## Instruction 1
Rewrite the records from their first line down through the line containing "data-point [837,81,850,94]", changing every "x-tick-label" to "x-axis-label" and leaving all else as it is.

Any disruption of the QBO by volcanic eruptions is arguably best considered as a temporary disruption analogous to the dynamical disruptions observed in 2015 and 2020 (Osprey et al., 2016; Anstey et al., 2021) and analysed by considering the detailed time evolution of the equatorial zonal winds rather than by, e.g. a change in QBO period. During those observed disruptions, the descent of the westerly phase in the lower or middle stratosphere was interrupted by the appearance of easterlies, which then descended, followed by the westerlies, as the QBO resumed its normal character. These disruptions are believed to be due to anomalously strong propagation of large-scale waves from the extratropics into the tropics, and therefore very different in their mechanism from any effect of volcanic eruptions, but they are evidence that short-term modulation of the QBO momentum budget can cause observable changes in the QBO progression. We also consider that the dispersion of the aerosol may be affected by the circulation at the time of the eruption (Niemeier and Schmidt, 2017). The time-evolving dispersion of the aerosol is likely to influence the forcing, and therefore the circulation patterns. For example, Pitari et al. (2016) find that a Pinatubo-magnitude eruption during easterly QBO (e-QBO) conditions delays meridional transport and increases e-folding times compared to an eruption during westerly QBO (w-QBO) conditions. This could lead to differences in the forcing and response between eruptions initiated during different QBO states and seasons.

## Instruction 2
Answer these questions from the QBO passage:
(a) In which years were the dynamical disruptions of the QBO observed?
(b) What are those disruptions believed to be due to?
(c) According to Pitari et al. (2016), what does a Pinatubo-magnitude eruption during e-QBO conditions do compared to one during w-QBO conditions?

## Records for this exercise
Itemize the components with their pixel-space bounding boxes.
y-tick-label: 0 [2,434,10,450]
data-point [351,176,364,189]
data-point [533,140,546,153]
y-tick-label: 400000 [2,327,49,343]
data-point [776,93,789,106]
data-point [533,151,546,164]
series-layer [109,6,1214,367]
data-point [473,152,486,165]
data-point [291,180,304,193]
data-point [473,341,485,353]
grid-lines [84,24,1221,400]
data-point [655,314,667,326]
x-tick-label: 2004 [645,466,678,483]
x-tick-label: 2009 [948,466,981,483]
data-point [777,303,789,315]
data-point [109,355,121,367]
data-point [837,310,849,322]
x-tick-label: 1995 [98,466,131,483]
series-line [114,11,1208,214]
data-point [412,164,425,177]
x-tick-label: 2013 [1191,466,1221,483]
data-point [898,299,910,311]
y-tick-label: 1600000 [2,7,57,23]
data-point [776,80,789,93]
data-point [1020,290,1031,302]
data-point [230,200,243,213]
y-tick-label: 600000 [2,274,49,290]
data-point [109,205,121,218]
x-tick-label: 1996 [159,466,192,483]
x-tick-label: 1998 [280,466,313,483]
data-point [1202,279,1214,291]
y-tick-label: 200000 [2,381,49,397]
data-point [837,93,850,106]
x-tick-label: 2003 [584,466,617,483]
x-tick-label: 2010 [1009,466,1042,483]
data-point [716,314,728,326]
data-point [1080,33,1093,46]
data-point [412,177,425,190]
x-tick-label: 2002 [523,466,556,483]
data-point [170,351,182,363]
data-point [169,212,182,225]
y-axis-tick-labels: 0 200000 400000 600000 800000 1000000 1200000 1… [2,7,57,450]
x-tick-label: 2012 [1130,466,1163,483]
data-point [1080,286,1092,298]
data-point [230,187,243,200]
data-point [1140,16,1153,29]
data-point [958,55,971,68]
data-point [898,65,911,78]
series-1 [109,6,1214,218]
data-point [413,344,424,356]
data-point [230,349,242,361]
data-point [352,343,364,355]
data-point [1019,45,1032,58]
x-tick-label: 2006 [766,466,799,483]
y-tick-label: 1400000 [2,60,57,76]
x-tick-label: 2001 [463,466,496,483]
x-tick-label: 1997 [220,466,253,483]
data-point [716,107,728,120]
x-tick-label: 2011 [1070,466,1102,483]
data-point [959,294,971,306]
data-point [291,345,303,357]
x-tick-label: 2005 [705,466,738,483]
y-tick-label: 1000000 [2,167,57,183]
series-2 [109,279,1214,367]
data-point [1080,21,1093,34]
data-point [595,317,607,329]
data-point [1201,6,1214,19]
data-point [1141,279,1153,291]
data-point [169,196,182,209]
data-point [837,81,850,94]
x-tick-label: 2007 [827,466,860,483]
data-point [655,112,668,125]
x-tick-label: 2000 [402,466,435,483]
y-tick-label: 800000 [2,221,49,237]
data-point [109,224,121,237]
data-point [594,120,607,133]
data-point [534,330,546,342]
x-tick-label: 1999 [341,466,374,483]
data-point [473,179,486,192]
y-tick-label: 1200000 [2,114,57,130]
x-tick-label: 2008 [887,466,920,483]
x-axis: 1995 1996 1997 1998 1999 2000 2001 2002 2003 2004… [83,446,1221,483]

## Full solution 1
Itemize the components with their pixel-space bounding boxes.
y-tick-label: 0 [2,434,10,450]
data-point [351,176,364,189]
data-point [533,140,546,153]
y-tick-label: 400000 [2,327,49,343]
data-point [776,93,789,106]
data-point [533,151,546,164]
series-layer [109,6,1214,367]
data-point [473,152,486,165]
data-point [291,180,304,193]
data-point [473,341,485,353]
grid-lines [84,24,1221,400]
data-point [655,314,667,326]
x-axis-label: 2004 [645,466,678,483]
x-axis-label: 2009 [948,466,981,483]
data-point [777,303,789,315]
data-point [109,355,121,367]
data-point [837,310,849,322]
x-axis-label: 1995 [98,466,131,483]
series-line [114,11,1208,214]
data-point [412,164,425,177]
x-axis-label: 2013 [1191,466,1221,483]
data-point [898,299,910,311]
y-tick-label: 1600000 [2,7,57,23]
data-point [776,80,789,93]
data-point [1020,290,1031,302]
data-point [230,200,243,213]
y-tick-label: 600000 [2,274,49,290]
data-point [109,205,121,218]
x-axis-label: 1996 [159,466,192,483]
x-axis-label: 1998 [280,466,313,483]
data-point [1202,279,1214,291]
y-tick-label: 200000 [2,381,49,397]
data-point [837,93,850,106]
x-axis-label: 2003 [584,466,617,483]
x-axis-label: 2010 [1009,466,1042,483]
data-point [716,314,728,326]
data-point [1080,33,1093,46]
data-point [412,177,425,190]
x-axis-label: 2002 [523,466,556,483]
data-point [170,351,182,363]
data-point [169,212,182,225]
y-axis-tick-labels: 0 200000 400000 600000 800000 1000000 1200000 1… [2,7,57,450]
x-axis-label: 2012 [1130,466,1163,483]
data-point [1080,286,1092,298]
data-point [230,187,243,200]
data-point [1140,16,1153,29]
data-point [958,55,971,68]
data-point [898,65,911,78]
series-1 [109,6,1214,218]
data-point [413,344,424,356]
data-point [230,349,242,361]
data-point [352,343,364,355]
data-point [1019,45,1032,58]
x-axis-label: 2006 [766,466,799,483]
y-tick-label: 1400000 [2,60,57,76]
x-axis-label: 2001 [463,466,496,483]
x-axis-label: 1997 [220,466,253,483]
data-point [716,107,728,120]
x-axis-label: 2011 [1070,466,1102,483]
data-point [959,294,971,306]
data-point [291,345,303,357]
x-axis-label: 2005 [705,466,738,483]
y-tick-label: 1000000 [2,167,57,183]
series-2 [109,279,1214,367]
data-point [1080,21,1093,34]
data-point [595,317,607,329]
data-point [1201,6,1214,19]
data-point [1141,279,1153,291]
data-point [169,196,182,209]
data-point [837,81,850,94]

## Full solution 2
(a) 2015 and 2020.
(b) Anomalously strong propagation of large-scale waves from the extratropics into the tropics.
(c) It delays meridional transport and increases e-folding times.